- _GIVEN PROBLEM_: Turn the lines of the records below into a JSON list of strings, one string per line, starting with the line that contains "chart-caption: b cavity" and going on through the line that contains "y2-tick-label: 11 [310,136,319,146]". Leave out any blank lines.
— BEGIN SOURCE DATA —
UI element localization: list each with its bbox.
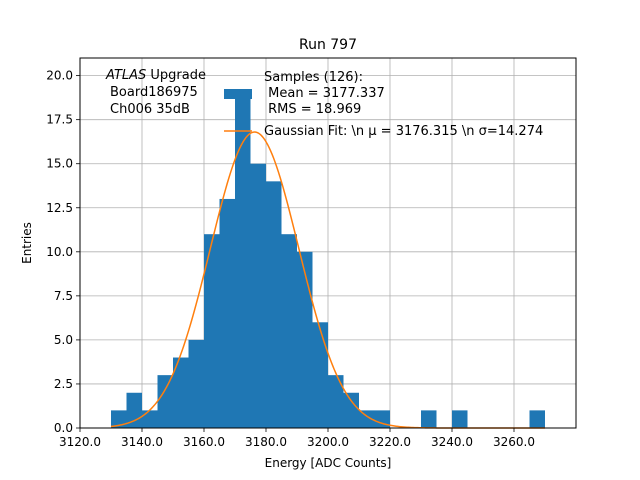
y-tick-label: 20.0 <box>46 69 73 83</box>
x-tick-label: 3220.0 <box>369 435 411 449</box>
y-tick-label: 10.0 <box>46 245 73 259</box>
histogram-bar <box>173 357 189 428</box>
legend-hist-line-2: Mean = 3177.337 <box>264 86 385 101</box>
x-tick-label: 3140.0 <box>121 435 163 449</box>
y-tick-label: 17.5 <box>46 113 73 127</box>
histogram-bar <box>142 410 158 428</box>
histogram-bar <box>343 392 359 428</box>
histogram-bar <box>297 251 313 428</box>
x-tick-label: 3160.0 <box>183 435 225 449</box>
x-tick-label: 3120.0 <box>59 435 101 449</box>
y-tick-label: 2.5 <box>54 377 73 391</box>
histogram-bar <box>452 410 468 428</box>
histogram-bar <box>359 410 375 428</box>
y-tick-label: 12.5 <box>46 201 73 215</box>
histogram-bar <box>421 410 437 428</box>
legend-hist-line-1: Samples (126): <box>264 70 363 85</box>
histogram-bar <box>266 181 282 428</box>
y-tick-label: 5.0 <box>54 333 73 347</box>
x-tick-label: 3260.0 <box>493 435 535 449</box>
legend-hist-swatch <box>224 89 252 99</box>
annotation-board: Board186975 <box>110 85 198 100</box>
atlas-annotation: ATLAS Upgrade Board186975 Ch006 35dB <box>105 68 206 117</box>
legend-hist-line-3: RMS = 18.969 <box>264 102 361 117</box>
histogram-bar <box>312 322 328 428</box>
x-tick-label: 3180.0 <box>245 435 287 449</box>
histogram-bar <box>235 93 251 428</box>
x-axis-ticks: 3120.0 3140.0 3160.0 3180.0 3200.0 3220.0 3240… <box>59 428 535 449</box>
histogram-bar <box>157 375 173 428</box>
histogram-bar <box>529 410 545 428</box>
y-tick-label: 7.5 <box>54 289 73 303</box>
y-axis-label: Entries <box>20 222 34 264</box>
histogram-bar <box>281 234 297 428</box>
x-axis-label: Energy [ADC Counts] <box>265 456 392 470</box>
atlas-upgrade: Upgrade <box>146 68 206 83</box>
svg-text:ATLAS Upgrade: ATLAS Upgrade <box>105 68 206 83</box>
x-tick-label: 3200.0 <box>307 435 349 449</box>
histogram-bar <box>204 234 220 428</box>
histogram-bar <box>188 339 204 428</box>
chart-title: Run 797 <box>299 37 357 53</box>
y-tick-label: 15.0 <box>46 157 73 171</box>
histogram-bars <box>111 93 545 428</box>
atlas-italic: ATLAS <box>105 68 146 83</box>
x-tick-label: 3240.0 <box>431 435 473 449</box>
histogram-bar <box>328 375 344 428</box>
histogram-bar <box>374 410 390 428</box>
annotation-channel: Ch006 35dB <box>110 102 190 117</box>
y-axis-ticks: 0.0 2.5 5.0 7.5 10.0 12.5 15.0 17.5 20.0 <box>46 69 80 435</box>
histogram-bar <box>250 163 266 428</box>
legend: Samples (126): Mean = 3177.337 RMS = 18.… <box>224 70 543 139</box>
histogram-bar <box>219 198 235 428</box>
legend-fit-label: Gaussian Fit: \n μ = 3176.315 \n σ=14.27… <box>264 124 543 139</box>
histogram-bar <box>111 410 127 428</box>
y-tick-label: 0.0 <box>54 421 73 435</box>
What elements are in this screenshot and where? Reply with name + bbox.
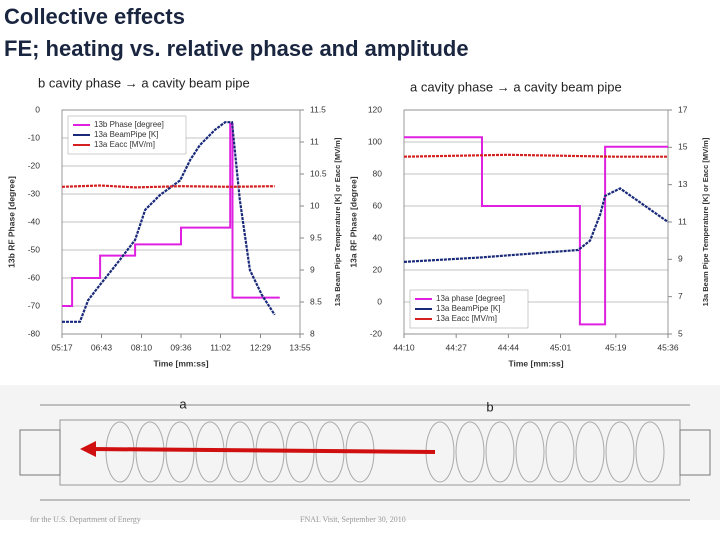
chart-caption: b cavity phase → a cavity beam pipe [38,75,250,90]
y2-tick-label: 9 [310,264,315,274]
x-tick-label: 44:10 [393,342,415,352]
y-tick-label: -30 [28,188,41,198]
slide-title: Collective effects [4,4,185,29]
x-tick-label: 12:29 [250,342,272,352]
y-tick-label: -40 [28,216,41,226]
series-line [403,153,668,158]
series-line [403,187,669,263]
diagram-label: b [486,399,493,414]
y-tick-label: 80 [373,168,383,178]
legend-label: 13a Eacc [MV/m] [436,314,497,323]
x-tick-label: 11:02 [210,342,231,352]
y-tick-label: 120 [368,104,382,114]
y-tick-label: 100 [368,136,382,146]
x-tick-label: 45:36 [657,342,679,352]
y2-tick-label: 11 [310,136,319,146]
x-axis-title: Time [mm:ss] [508,358,563,368]
y-tick-label: -10 [28,132,41,142]
y-tick-label: -60 [28,272,41,282]
footer: for the U.S. Department of Energy [30,515,141,524]
y2-tick-label: 9.5 [310,232,322,242]
x-tick-label: 06:43 [91,342,113,352]
legend-label: 13b Phase [degree] [94,120,164,129]
y-tick-label: 20 [373,264,383,274]
y-tick-label: -70 [28,300,41,310]
legend-label: 13a phase [degree] [436,294,505,303]
y2-tick-label: 8 [310,328,315,338]
series-line [404,136,668,326]
y-tick-label: -50 [28,244,41,254]
y2-tick-label: 11.5 [310,104,326,114]
cryomodule-diagram [0,385,720,520]
slide-title: FE; heating vs. relative phase and ampli… [4,36,469,61]
legend-label: 13a BeamPipe [K] [436,304,500,313]
y2-tick-label: 7 [678,291,683,301]
x-tick-label: 05:17 [51,342,73,352]
y-tick-label: -20 [28,160,41,170]
y2-tick-label: 17 [678,104,688,114]
y2-tick-label: 9 [678,254,683,264]
y2-tick-label: 10.5 [310,168,327,178]
y-axis-title: 13a RF Phase [degree] [348,176,358,267]
y2-axis-title: 13a Beam Pipe Temperature [K] or Eacc [M… [701,137,710,306]
x-tick-label: 45:01 [550,342,572,352]
x-tick-label: 09:36 [170,342,192,352]
y-tick-label: 0 [35,104,40,114]
series-line [61,184,275,189]
x-tick-label: 44:44 [498,342,520,352]
x-tick-label: 13:55 [289,342,311,352]
y2-axis-title: 13a Beam Pipe Temperature [K] or Eacc [M… [333,137,342,306]
x-axis-title: Time [mm:ss] [153,358,208,368]
x-tick-label: 45:19 [605,342,627,352]
x-tick-label: 44:27 [446,342,468,352]
y-tick-label: -20 [370,328,383,338]
chart-caption: a cavity phase → a cavity beam pipe [410,79,622,94]
diagram-label: a [179,396,187,411]
y-tick-label: 60 [373,200,383,210]
y-axis-title: 13b RF Phase [degree] [6,176,16,268]
y2-tick-label: 11 [678,216,687,226]
y2-tick-label: 5 [678,328,683,338]
legend-label: 13a Eacc [MV/m] [94,140,155,149]
y2-tick-label: 15 [678,142,688,152]
y2-tick-label: 13 [678,179,688,189]
y2-tick-label: 8.5 [310,296,322,306]
y-tick-label: -80 [28,328,41,338]
x-tick-label: 08:10 [131,342,153,352]
footer: FNAL Visit, September 30, 2010 [300,515,406,524]
y2-tick-label: 10 [310,200,320,210]
legend-label: 13a BeamPipe [K] [94,130,158,139]
y-tick-label: 40 [373,232,383,242]
y-tick-label: 0 [377,296,382,306]
series-line [62,121,276,323]
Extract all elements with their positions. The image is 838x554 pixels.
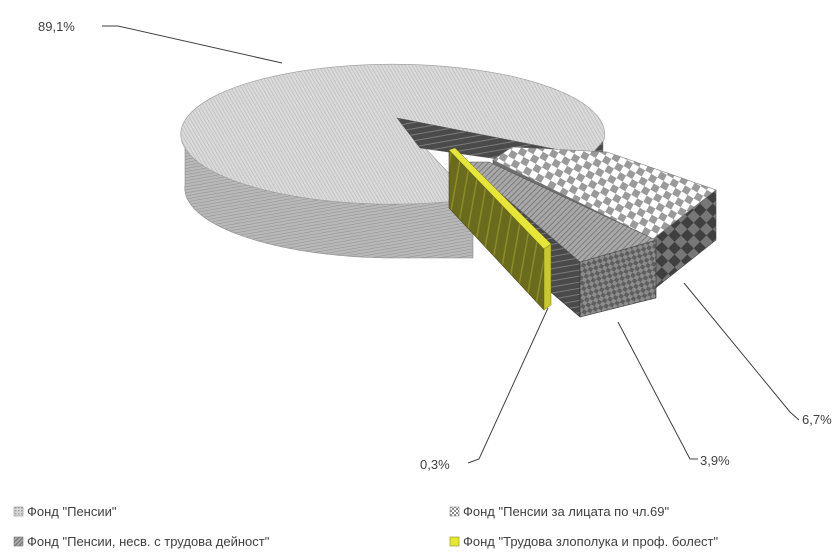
legend-item-pensions: Фонд "Пенсии" [13, 504, 117, 519]
pie-slice-accident-side [543, 243, 552, 311]
leader-line-art69 [683, 282, 800, 421]
data-label-accident: 0,3% [420, 457, 450, 472]
legend-label-pensions: Фонд "Пенсии" [27, 504, 117, 519]
pie-slice-pensions-top [180, 63, 605, 205]
leader-line-accident [467, 307, 549, 464]
data-label-nonwork: 3,9% [700, 453, 730, 468]
legend-label-accident: Фонд "Трудова злополука и проф. болест" [463, 534, 718, 549]
legend: Фонд "Пенсии" Фонд "Пенсии за лицата по … [13, 504, 718, 549]
legend-item-accident: Фонд "Трудова злополука и проф. болест" [449, 534, 718, 549]
pie-slice-nonwork-top [463, 161, 657, 263]
legend-item-art69: Фонд "Пенсии за лицата по чл.69" [449, 504, 669, 519]
legend-swatch-nonwork [13, 536, 24, 547]
data-label-art69: 6,7% [802, 412, 832, 427]
leader-line-nonwork [617, 321, 698, 460]
legend-label-nonwork: Фонд "Пенсии, несв. с трудова дейност" [27, 534, 270, 549]
legend-item-nonwork: Фонд "Пенсии, несв. с трудова дейност" [13, 534, 270, 549]
leader-line-pensions [102, 25, 283, 64]
legend-swatch-accident [449, 536, 460, 547]
pie-slice-accident [448, 147, 552, 311]
legend-swatch-pensions [13, 506, 24, 517]
pie-slice-accident-top [448, 147, 552, 250]
legend-swatch-art69 [449, 506, 460, 517]
data-label-pensions: 89,1% [38, 19, 75, 34]
legend-label-art69: Фонд "Пенсии за лицата по чл.69" [463, 504, 669, 519]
— END SOURCE DATA —
- _SOLVED EXERCISE_:
[
  "chart-caption: b cavity phase → a cavity beam pipe [38,75,250,90]",
  "y2-tick-label: 9 [310,264,315,274]",
  "x-tick-label: 44:10 [393,342,415,352]",
  "y-tick-label: -30 [28,188,41,198]",
  "slide-title: Collective effects [4,4,185,29]",
  "x-tick-label: 12:29 [250,342,272,352]",
  "y-tick-label: -40 [28,216,41,226]",
  "series-line [403,153,668,158]",
  "series-line [403,187,669,263]",
  "diagram-label: b [486,399,493,414]",
  "y-tick-label: 80 [373,168,383,178]",
  "legend-label: 13a Eacc [MV/m] [436,314,497,323]",
  "x-tick-label: 11:02 [210,342,231,352]",
  "y-tick-label: 120 [368,104,382,114]",
  "y-tick-label: 100 [368,136,382,146]",
  "x-tick-label: 45:36 [657,342,679,352]",
  "y2-tick-label: 11 [310,136,319,146]"
]